■ Dataset entries:
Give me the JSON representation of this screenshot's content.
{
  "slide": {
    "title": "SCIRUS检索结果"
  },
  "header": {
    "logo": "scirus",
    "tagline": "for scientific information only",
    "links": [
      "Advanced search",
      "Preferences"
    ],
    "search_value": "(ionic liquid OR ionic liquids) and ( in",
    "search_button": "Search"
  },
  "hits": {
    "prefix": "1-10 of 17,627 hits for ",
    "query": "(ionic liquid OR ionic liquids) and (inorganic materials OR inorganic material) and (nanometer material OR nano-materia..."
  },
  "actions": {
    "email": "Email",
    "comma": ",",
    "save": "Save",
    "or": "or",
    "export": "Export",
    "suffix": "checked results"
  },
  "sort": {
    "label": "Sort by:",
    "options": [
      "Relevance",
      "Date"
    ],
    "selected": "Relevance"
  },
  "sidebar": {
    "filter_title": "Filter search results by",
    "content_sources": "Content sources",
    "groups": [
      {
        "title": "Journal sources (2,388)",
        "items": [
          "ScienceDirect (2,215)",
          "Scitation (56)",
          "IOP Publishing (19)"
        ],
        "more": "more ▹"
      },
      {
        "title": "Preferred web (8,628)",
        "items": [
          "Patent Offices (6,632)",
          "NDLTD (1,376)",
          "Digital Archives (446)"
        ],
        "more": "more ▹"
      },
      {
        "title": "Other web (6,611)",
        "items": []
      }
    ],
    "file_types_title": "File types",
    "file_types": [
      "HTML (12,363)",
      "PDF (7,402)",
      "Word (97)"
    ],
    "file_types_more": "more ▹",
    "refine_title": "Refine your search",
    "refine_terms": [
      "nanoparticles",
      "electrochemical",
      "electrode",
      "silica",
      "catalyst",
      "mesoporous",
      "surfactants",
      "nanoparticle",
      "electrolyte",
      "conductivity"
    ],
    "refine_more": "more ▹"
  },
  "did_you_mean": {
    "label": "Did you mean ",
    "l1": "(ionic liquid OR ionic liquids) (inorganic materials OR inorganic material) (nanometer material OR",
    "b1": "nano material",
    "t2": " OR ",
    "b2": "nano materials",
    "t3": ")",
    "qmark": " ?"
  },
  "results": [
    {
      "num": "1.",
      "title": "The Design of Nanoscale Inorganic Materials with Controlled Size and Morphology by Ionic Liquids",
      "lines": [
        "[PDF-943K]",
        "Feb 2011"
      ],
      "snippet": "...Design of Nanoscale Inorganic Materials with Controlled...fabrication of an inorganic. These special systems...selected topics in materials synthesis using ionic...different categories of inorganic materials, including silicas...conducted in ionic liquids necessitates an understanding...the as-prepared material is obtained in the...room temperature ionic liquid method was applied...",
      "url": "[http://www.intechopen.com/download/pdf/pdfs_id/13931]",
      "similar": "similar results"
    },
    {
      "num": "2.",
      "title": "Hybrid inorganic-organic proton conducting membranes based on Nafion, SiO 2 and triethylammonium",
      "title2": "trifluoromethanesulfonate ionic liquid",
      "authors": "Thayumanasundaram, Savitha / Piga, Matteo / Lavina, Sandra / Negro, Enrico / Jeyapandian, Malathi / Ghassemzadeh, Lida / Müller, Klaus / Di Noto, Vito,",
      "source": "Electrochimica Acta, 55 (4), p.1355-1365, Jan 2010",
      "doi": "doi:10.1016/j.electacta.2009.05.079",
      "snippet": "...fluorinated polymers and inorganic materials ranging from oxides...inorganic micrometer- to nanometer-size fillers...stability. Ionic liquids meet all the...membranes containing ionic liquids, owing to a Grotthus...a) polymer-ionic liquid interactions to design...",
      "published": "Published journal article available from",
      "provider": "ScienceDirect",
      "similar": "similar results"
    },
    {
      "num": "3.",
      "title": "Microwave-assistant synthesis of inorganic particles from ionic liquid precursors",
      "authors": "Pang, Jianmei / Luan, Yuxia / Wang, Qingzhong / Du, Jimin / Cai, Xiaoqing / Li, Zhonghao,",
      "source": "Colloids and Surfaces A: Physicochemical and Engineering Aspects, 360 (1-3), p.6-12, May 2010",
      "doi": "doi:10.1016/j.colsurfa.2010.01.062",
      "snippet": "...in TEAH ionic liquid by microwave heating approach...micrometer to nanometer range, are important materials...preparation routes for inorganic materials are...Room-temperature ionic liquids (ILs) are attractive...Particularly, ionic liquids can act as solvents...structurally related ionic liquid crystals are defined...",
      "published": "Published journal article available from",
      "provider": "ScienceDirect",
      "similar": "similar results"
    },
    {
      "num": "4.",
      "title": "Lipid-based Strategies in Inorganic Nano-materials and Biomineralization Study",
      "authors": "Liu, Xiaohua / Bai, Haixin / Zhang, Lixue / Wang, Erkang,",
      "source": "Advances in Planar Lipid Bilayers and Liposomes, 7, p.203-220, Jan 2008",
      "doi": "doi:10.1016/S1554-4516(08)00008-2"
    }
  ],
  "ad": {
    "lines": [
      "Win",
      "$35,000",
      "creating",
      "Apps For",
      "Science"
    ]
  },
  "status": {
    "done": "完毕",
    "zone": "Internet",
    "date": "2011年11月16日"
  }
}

■ Set problem: Exactly reproduce every line of the data above.

■ Task result:
Give me the JSON representation of this screenshot's content.
{
  "slide": {
    "title": "SCIRUS检索结果"
  },
  "header": {
    "logo": "scirus",
    "tagline": "for scientific information only",
    "links": [
      "Advanced search",
      "Preferences"
    ],
    "search_value": "(ionic liquid OR ionic liquids) and ( in",
    "search_button": "Search"
  },
  "hits": {
    "prefix": "1-10 of 17,627 hits for ",
    "query": "(ionic liquid OR ionic liquids) and (inorganic materials OR inorganic material) and (nanometer material OR nano-materia..."
  },
  "actions": {
    "email": "Email",
    "comma": ",",
    "save": "Save",
    "or": "or",
    "export": "Export",
    "suffix": "checked results"
  },
  "sort": {
    "label": "Sort by:",
    "options": [
      "Relevance",
      "Date"
    ],
    "selected": "Relevance"
  },
  "sidebar": {
    "filter_title": "Filter search results by",
    "content_sources": "Content sources",
    "groups": [
      {
        "title": "Journal sources (2,388)",
        "items": [
          "ScienceDirect (2,215)",
          "Scitation (56)",
          "IOP Publishing (19)"
        ],
        "more": "more ▹"
      },
      {
        "title": "Preferred web (8,628)",
        "items": [
          "Patent Offices (6,632)",
          "NDLTD (1,376)",
          "Digital Archives (446)"
        ],
        "more": "more ▹"
      },
      {
        "title": "Other web (6,611)",
        "items": []
      }
    ],
    "file_types_title": "File types",
    "file_types": [
      "HTML (12,363)",
      "PDF (7,402)",
      "Word (97)"
    ],
    "file_types_more": "more ▹",
    "refine_title": "Refine your search",
    "refine_terms": [
      "nanoparticles",
      "electrochemical",
      "electrode",
      "silica",
      "catalyst",
      "mesoporous",
      "surfactants",
      "nanoparticle",
      "electrolyte",
      "conductivity"
    ],
    "refine_more": "more ▹"
  },
  "did_you_mean": {
    "label": "Did you mean ",
    "l1": "(ionic liquid OR ionic liquids) (inorganic materials OR inorganic material) (nanometer material OR",
    "b1": "nano material",
    "t2": " OR ",
    "b2": "nano materials",
    "t3": ")",
    "qmark": " ?"
  },
  "results": [
    {
      "num": "1.",
      "title": "The Design of Nanoscale Inorganic Materials with Controlled Size and Morphology by Ionic Liquids",
      "lines": [
        "[PDF-943K]",
        "Feb 2011"
      ],
      "snippet": "...Design of Nanoscale Inorganic Materials with Controlled...fabrication of an inorganic. These special systems...selected topics in materials synthesis using ionic...different categories of inorganic materials, including silicas...conducted in ionic liquids necessitates an understanding...the as-prepared material is obtained in the...room temperature ionic liquid method was applied...",
      "url": "[http://www.intechopen.com/download/pdf/pdfs_id/13931]",
      "similar": "similar results"
    },
    {
      "num": "2.",
      "title": "Hybrid inorganic-organic proton conducting membranes based on Nafion, SiO 2 and triethylammonium",
      "title2": "trifluoromethanesulfonate ionic liquid",
      "authors": "Thayumanasundaram, Savitha / Piga, Matteo / Lavina, Sandra / Negro, Enrico / Jeyapandian, Malathi / Ghassemzadeh, Lida / Müller, Klaus / Di Noto, Vito,",
      "source": "Electrochimica Acta, 55 (4), p.1355-1365, Jan 2010",
      "doi": "doi:10.1016/j.electacta.2009.05.079",
      "snippet": "...fluorinated polymers and inorganic materials ranging from oxides...inorganic micrometer- to nanometer-size fillers...stability. Ionic liquids meet all the...membranes containing ionic liquids, owing to a Grotthus...a) polymer-ionic liquid interactions to design...",
      "published": "Published journal article available from",
      "provider": "ScienceDirect",
      "similar": "similar results"
    },
    {
      "num": "3.",
      "title": "Microwave-assistant synthesis of inorganic particles from ionic liquid precursors",
      "authors": "Pang, Jianmei / Luan, Yuxia / Wang, Qingzhong / Du, Jimin / Cai, Xiaoqing / Li, Zhonghao,",
      "source": "Colloids and Surfaces A: Physicochemical and Engineering Aspects, 360 (1-3), p.6-12, May 2010",
      "doi": "doi:10.1016/j.colsurfa.2010.01.062",
      "snippet": "...in TEAH ionic liquid by microwave heating approach...micrometer to nanometer range, are important materials...preparation routes for inorganic materials are...Room-temperature ionic liquids (ILs) are attractive...Particularly, ionic liquids can act as solvents...structurally related ionic liquid crystals are defined...",
      "published": "Published journal article available from",
      "provider": "ScienceDirect",
      "similar": "similar results"
    },
    {
      "num": "4.",
      "title": "Lipid-based Strategies in Inorganic Nano-materials and Biomineralization Study",
      "authors": "Liu, Xiaohua / Bai, Haixin / Zhang, Lixue / Wang, Erkang,",
      "source": "Advances in Planar Lipid Bilayers and Liposomes, 7, p.203-220, Jan 2008",
      "doi": "doi:10.1016/S1554-4516(08)00008-2"
    }
  ],
  "ad": {
    "lines": [
      "Win",
      "$35,000",
      "creating",
      "Apps For",
      "Science"
    ]
  },
  "status": {
    "done": "完毕",
    "zone": "Internet",
    "date": "2011年11月16日"
  }
}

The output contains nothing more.